==== EXTRACTED RECORDS ====
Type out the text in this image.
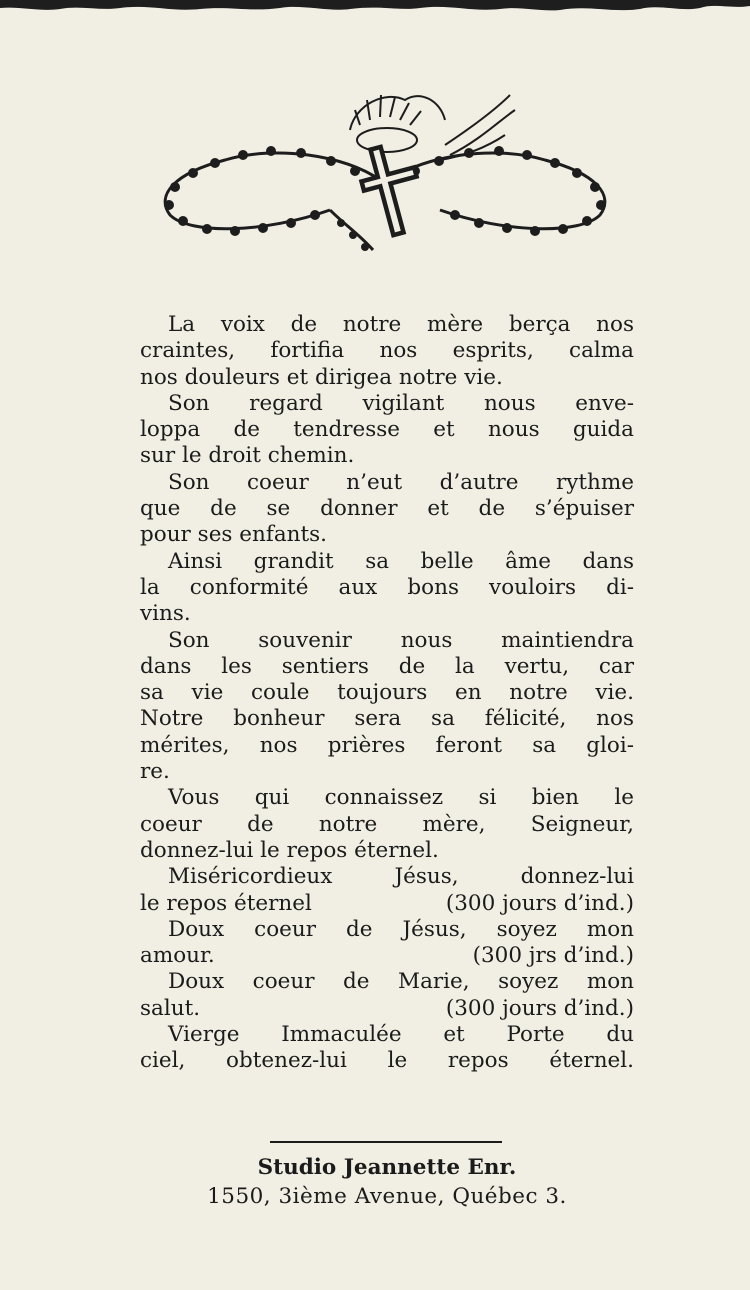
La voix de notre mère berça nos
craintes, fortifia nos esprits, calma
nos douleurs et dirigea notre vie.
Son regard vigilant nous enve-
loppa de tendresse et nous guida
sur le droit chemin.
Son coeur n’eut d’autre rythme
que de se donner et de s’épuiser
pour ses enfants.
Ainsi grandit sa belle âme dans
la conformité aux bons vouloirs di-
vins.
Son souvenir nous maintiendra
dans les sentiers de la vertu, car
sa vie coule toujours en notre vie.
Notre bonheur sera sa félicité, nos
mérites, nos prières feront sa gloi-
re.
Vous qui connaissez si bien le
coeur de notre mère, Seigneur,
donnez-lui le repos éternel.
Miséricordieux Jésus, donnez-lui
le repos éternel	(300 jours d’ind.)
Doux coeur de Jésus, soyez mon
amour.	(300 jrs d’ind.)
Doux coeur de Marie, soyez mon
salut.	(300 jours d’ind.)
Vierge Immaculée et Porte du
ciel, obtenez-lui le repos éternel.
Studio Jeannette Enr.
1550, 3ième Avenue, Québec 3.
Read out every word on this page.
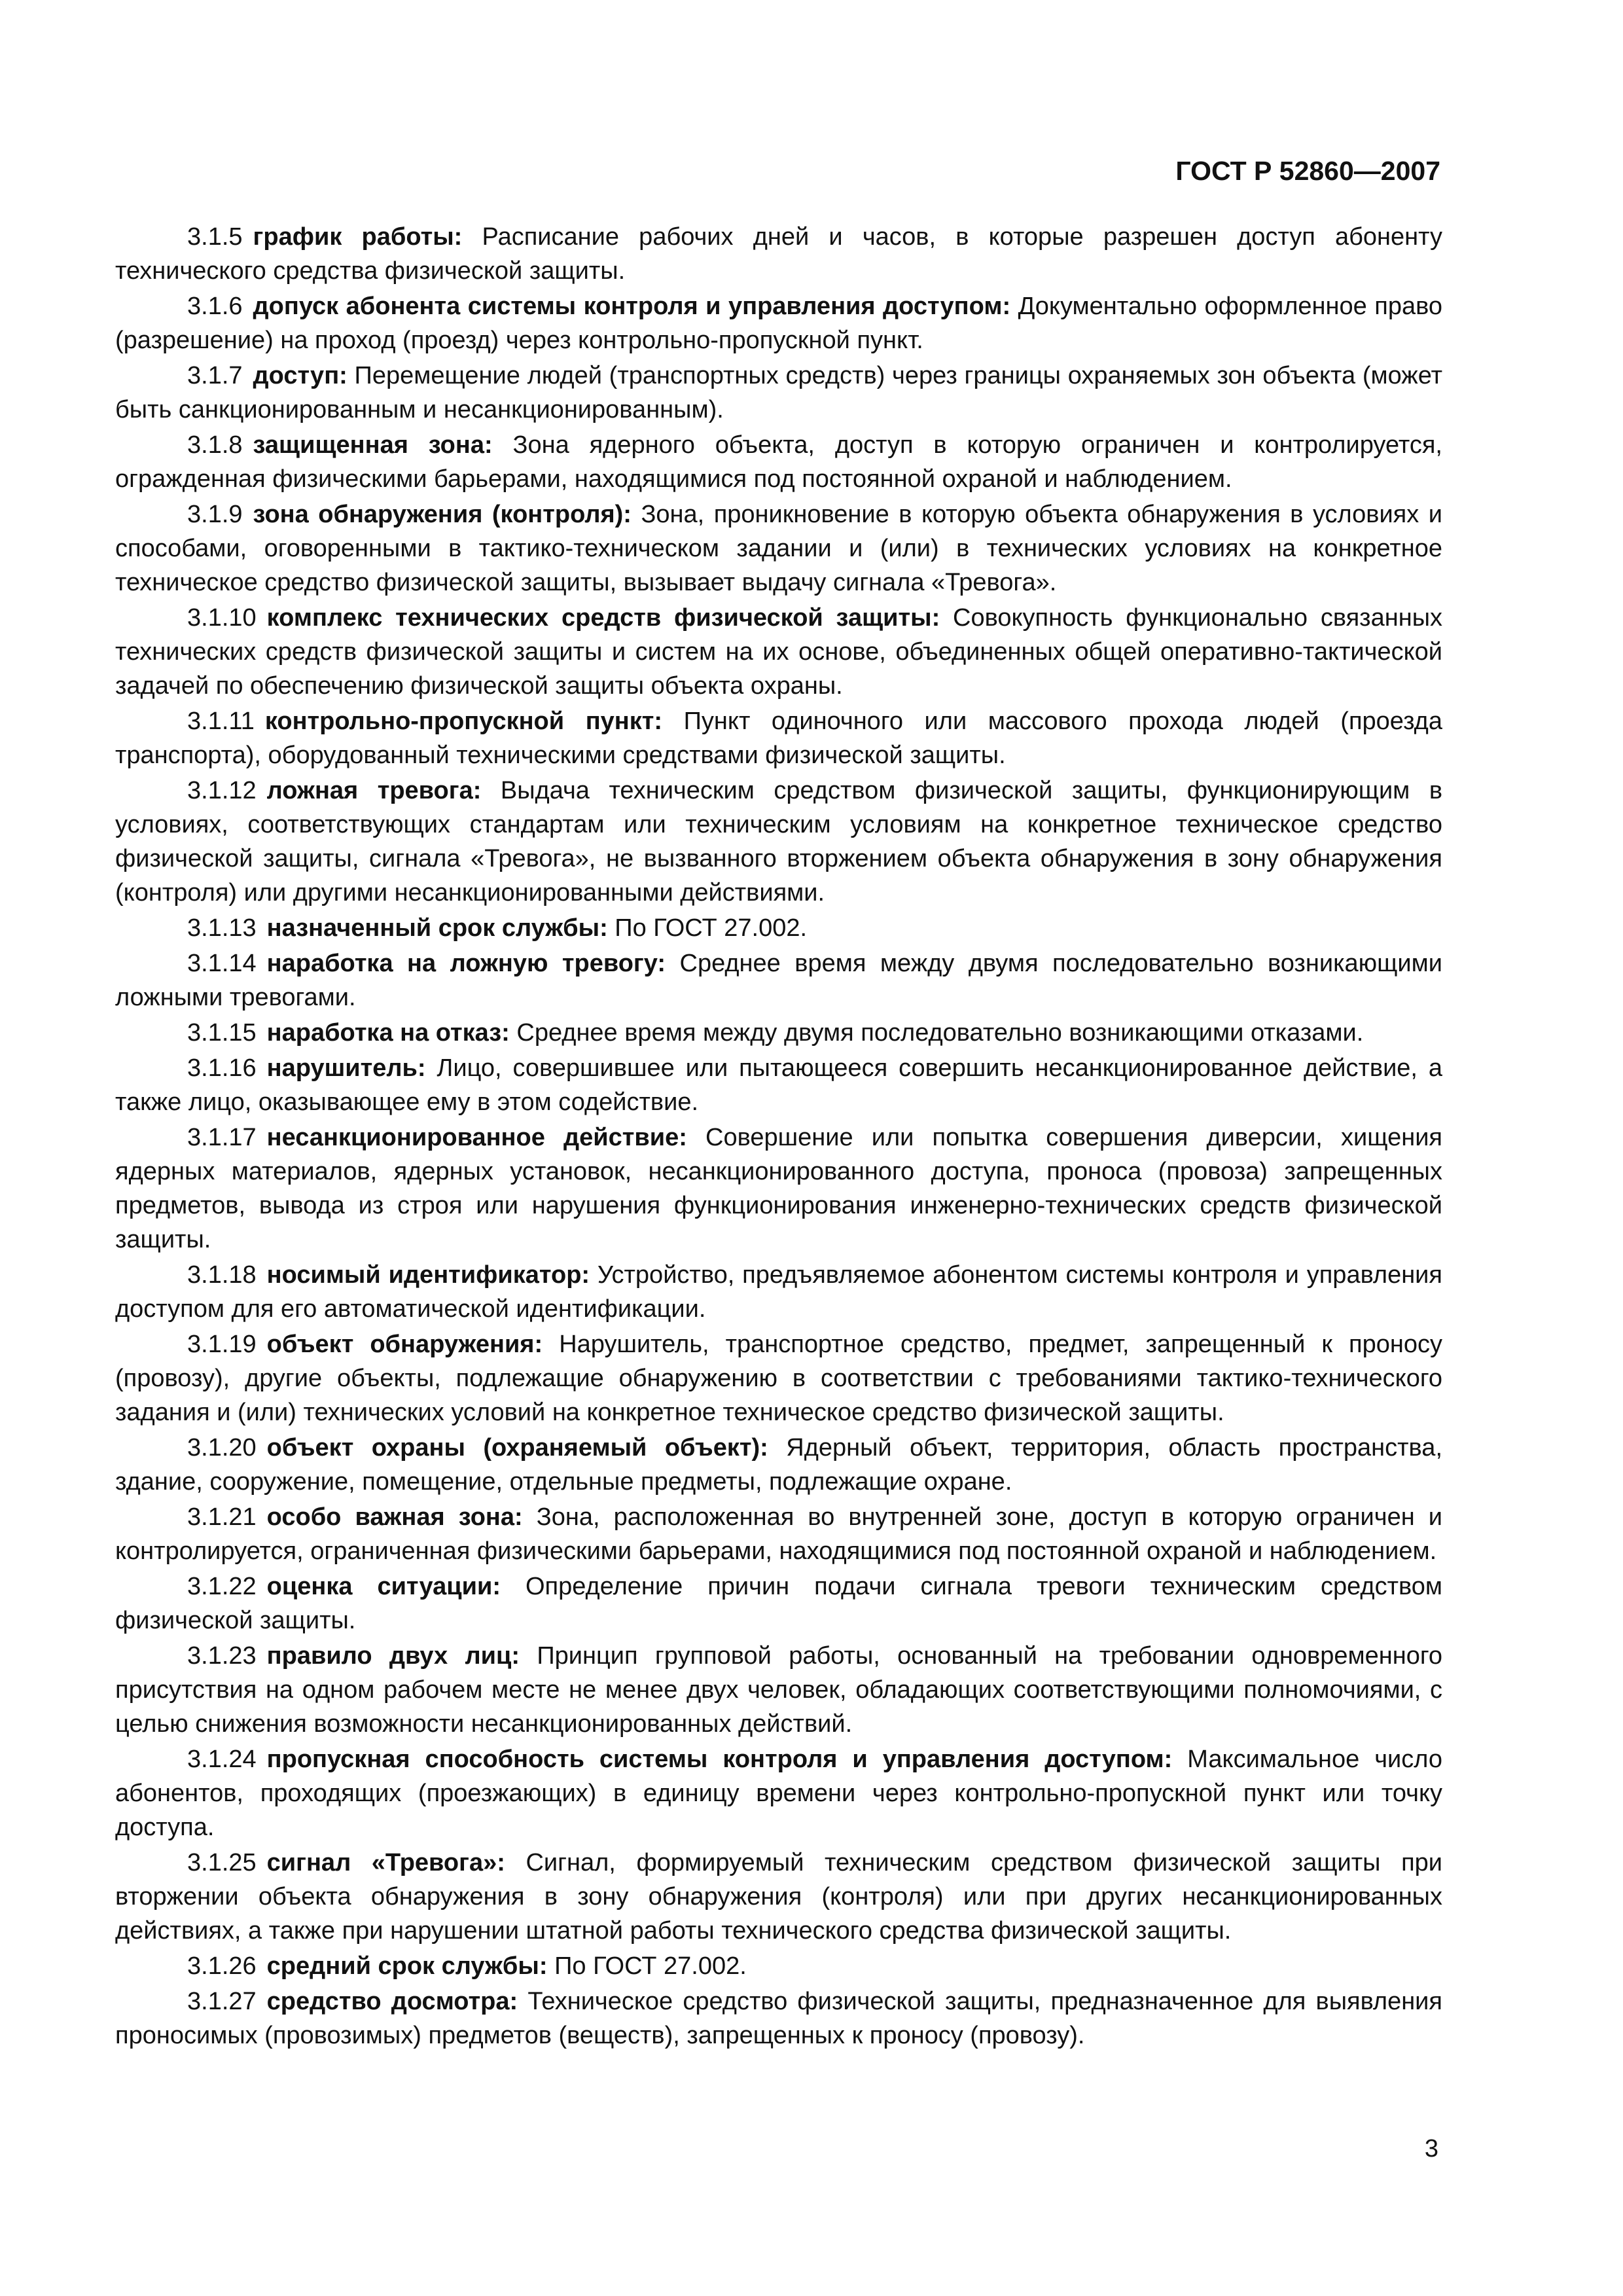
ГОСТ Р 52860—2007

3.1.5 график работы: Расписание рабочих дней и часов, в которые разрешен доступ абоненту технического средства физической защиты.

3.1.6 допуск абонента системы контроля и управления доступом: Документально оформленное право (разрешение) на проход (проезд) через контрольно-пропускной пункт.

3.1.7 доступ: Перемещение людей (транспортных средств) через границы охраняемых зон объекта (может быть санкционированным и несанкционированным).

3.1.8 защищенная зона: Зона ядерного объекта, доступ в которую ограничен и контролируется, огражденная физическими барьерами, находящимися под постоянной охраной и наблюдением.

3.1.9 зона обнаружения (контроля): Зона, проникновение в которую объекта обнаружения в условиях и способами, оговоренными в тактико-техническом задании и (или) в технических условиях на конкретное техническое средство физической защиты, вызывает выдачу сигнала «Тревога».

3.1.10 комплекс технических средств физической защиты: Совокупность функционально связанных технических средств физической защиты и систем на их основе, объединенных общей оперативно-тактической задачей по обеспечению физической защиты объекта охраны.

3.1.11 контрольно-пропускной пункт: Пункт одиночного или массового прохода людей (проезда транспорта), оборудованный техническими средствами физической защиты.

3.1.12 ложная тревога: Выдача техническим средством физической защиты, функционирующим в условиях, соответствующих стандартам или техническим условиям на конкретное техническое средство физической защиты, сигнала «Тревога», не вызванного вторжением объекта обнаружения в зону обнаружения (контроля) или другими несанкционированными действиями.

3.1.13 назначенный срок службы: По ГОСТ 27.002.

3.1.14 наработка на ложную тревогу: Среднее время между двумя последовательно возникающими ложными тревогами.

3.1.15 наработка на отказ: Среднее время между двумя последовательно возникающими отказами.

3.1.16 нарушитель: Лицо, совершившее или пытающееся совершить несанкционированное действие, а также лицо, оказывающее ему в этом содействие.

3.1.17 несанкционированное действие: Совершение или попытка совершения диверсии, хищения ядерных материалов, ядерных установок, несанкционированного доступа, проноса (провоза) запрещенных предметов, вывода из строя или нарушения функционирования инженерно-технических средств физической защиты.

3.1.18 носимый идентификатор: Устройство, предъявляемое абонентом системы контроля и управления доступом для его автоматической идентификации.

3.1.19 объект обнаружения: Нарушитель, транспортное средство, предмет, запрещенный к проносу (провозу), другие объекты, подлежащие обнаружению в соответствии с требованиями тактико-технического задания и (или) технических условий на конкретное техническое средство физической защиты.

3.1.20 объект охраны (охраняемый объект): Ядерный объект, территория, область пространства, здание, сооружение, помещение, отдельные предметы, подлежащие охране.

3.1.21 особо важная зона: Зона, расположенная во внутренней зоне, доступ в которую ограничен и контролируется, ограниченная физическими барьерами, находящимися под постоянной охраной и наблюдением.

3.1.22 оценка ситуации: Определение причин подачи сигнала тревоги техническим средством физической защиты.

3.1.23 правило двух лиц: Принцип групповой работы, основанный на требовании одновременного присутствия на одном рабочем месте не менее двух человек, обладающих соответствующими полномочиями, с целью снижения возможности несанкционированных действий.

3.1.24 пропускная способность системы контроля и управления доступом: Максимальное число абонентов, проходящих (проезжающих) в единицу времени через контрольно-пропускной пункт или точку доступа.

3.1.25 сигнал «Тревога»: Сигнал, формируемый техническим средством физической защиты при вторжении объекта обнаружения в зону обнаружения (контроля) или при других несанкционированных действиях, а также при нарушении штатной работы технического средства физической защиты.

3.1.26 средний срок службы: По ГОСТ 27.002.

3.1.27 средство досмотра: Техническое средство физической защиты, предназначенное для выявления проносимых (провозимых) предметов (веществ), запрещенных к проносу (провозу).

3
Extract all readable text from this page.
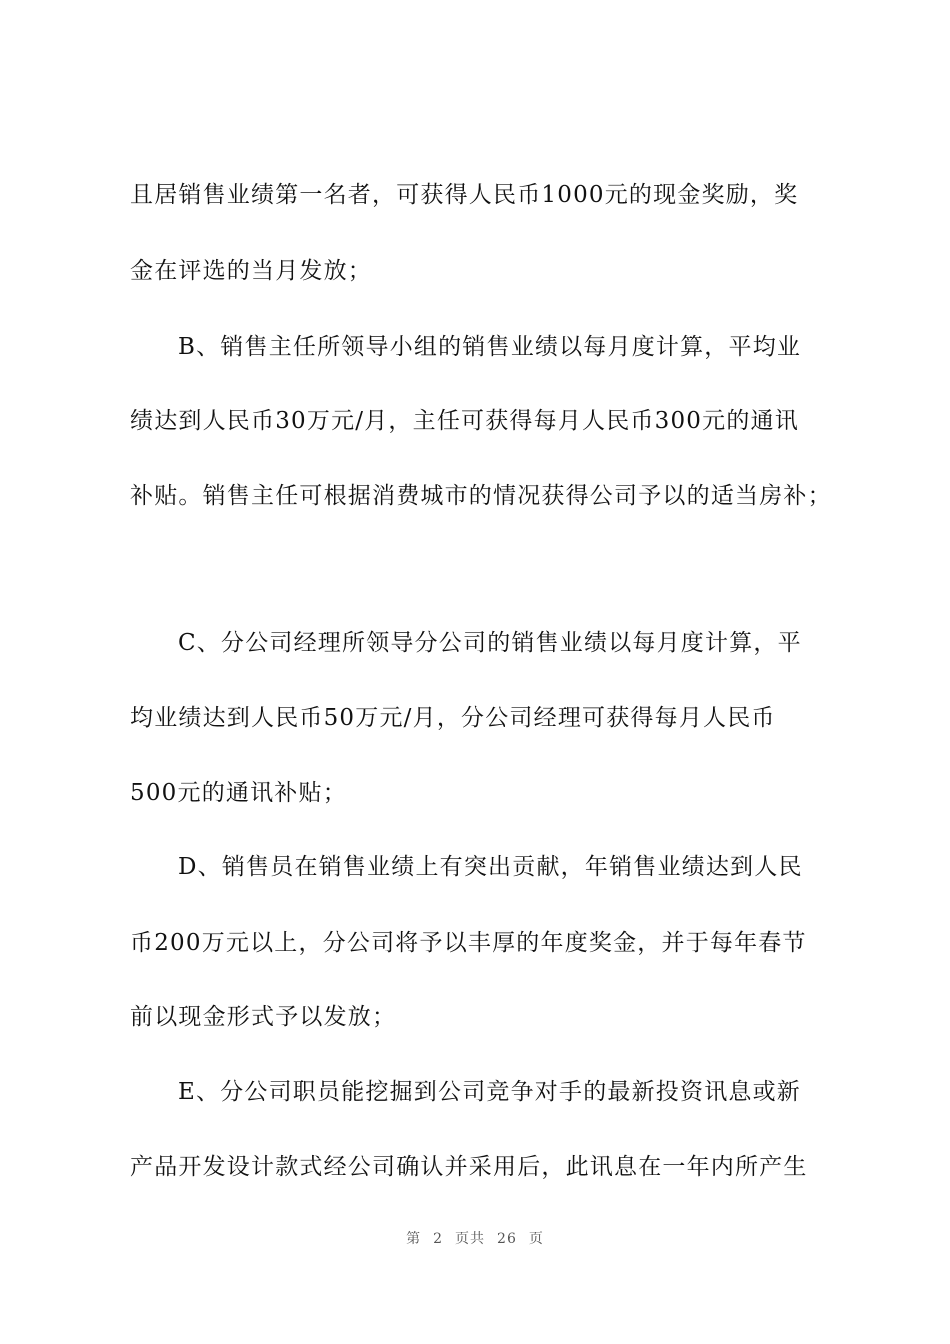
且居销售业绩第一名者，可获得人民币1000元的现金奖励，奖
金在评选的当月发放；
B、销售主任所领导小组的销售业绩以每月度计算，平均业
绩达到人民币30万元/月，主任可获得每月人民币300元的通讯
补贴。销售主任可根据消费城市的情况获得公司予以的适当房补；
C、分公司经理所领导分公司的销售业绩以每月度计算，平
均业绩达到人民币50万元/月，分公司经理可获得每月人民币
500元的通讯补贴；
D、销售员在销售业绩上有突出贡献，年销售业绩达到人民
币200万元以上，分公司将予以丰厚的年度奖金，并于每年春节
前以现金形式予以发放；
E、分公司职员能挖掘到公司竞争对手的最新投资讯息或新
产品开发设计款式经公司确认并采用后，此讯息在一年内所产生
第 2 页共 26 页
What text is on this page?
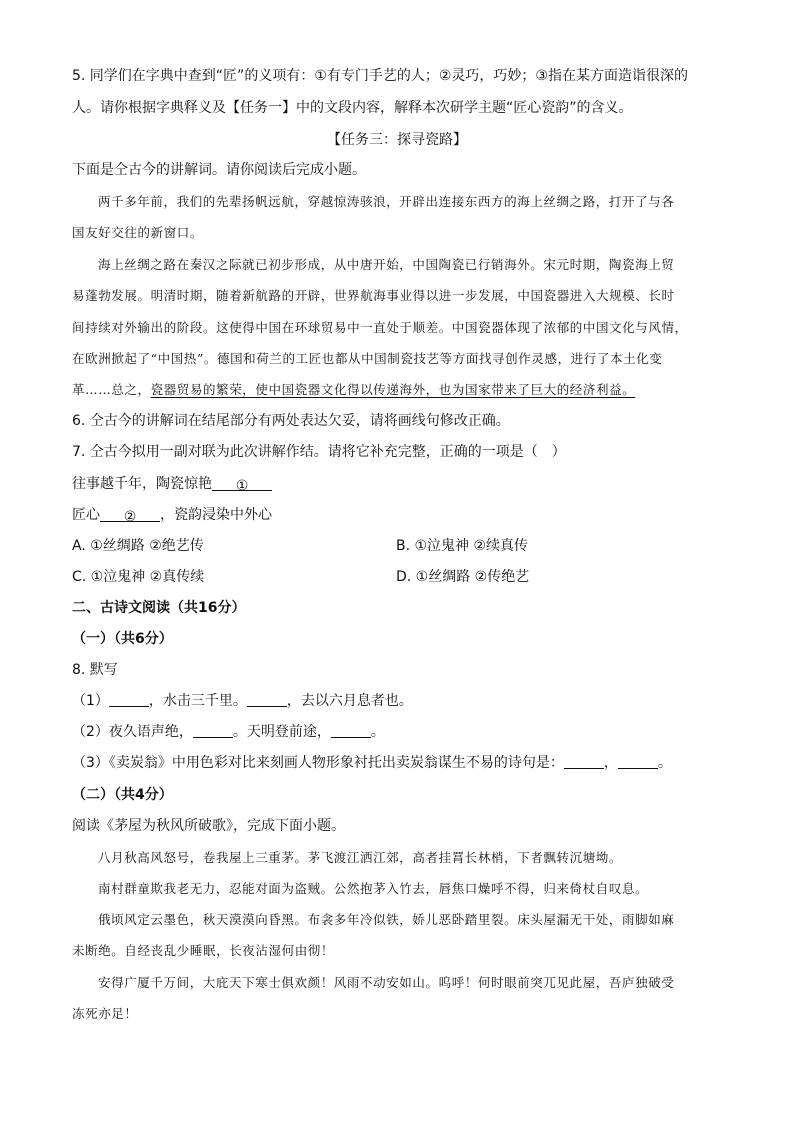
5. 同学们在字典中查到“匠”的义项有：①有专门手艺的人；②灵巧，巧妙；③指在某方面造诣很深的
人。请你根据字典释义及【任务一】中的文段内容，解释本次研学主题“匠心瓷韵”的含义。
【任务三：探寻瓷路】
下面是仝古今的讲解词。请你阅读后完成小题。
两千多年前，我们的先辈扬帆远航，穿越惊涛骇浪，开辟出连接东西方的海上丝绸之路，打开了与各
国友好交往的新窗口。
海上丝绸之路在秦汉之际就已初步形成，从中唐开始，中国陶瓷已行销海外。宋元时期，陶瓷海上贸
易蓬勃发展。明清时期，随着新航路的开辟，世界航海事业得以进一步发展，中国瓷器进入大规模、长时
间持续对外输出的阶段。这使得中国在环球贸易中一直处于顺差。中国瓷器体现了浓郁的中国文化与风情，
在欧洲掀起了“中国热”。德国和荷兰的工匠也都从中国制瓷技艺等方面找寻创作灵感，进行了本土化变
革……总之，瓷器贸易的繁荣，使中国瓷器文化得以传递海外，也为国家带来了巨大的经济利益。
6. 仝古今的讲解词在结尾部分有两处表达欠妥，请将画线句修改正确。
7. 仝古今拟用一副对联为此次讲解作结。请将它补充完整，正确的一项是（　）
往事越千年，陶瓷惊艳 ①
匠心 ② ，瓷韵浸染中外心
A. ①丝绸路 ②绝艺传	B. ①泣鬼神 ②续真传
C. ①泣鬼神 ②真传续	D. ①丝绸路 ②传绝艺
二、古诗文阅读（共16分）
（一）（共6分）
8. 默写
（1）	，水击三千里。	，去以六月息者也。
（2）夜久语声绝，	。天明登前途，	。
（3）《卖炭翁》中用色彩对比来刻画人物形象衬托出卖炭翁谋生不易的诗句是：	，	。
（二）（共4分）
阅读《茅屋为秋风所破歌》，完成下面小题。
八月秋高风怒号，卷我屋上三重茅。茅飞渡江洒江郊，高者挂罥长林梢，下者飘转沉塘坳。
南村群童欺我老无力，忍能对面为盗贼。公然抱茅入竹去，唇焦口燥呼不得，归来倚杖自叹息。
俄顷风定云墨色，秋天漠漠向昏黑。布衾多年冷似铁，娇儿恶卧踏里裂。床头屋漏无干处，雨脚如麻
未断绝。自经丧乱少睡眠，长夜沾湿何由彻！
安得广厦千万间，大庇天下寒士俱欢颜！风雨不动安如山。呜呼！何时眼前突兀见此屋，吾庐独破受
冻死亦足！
====
> _DIRECTIONS_
Write out every line of the entries that holds the word "Среднее".

> _EXPECTED ANSWER_
3.1.14 наработка на ложную тревогу: Среднее время между двумя последовательно возникающими ложными тревогами.
3.1.15 наработка на отказ: Среднее время между двумя последовательно возникающими отказами.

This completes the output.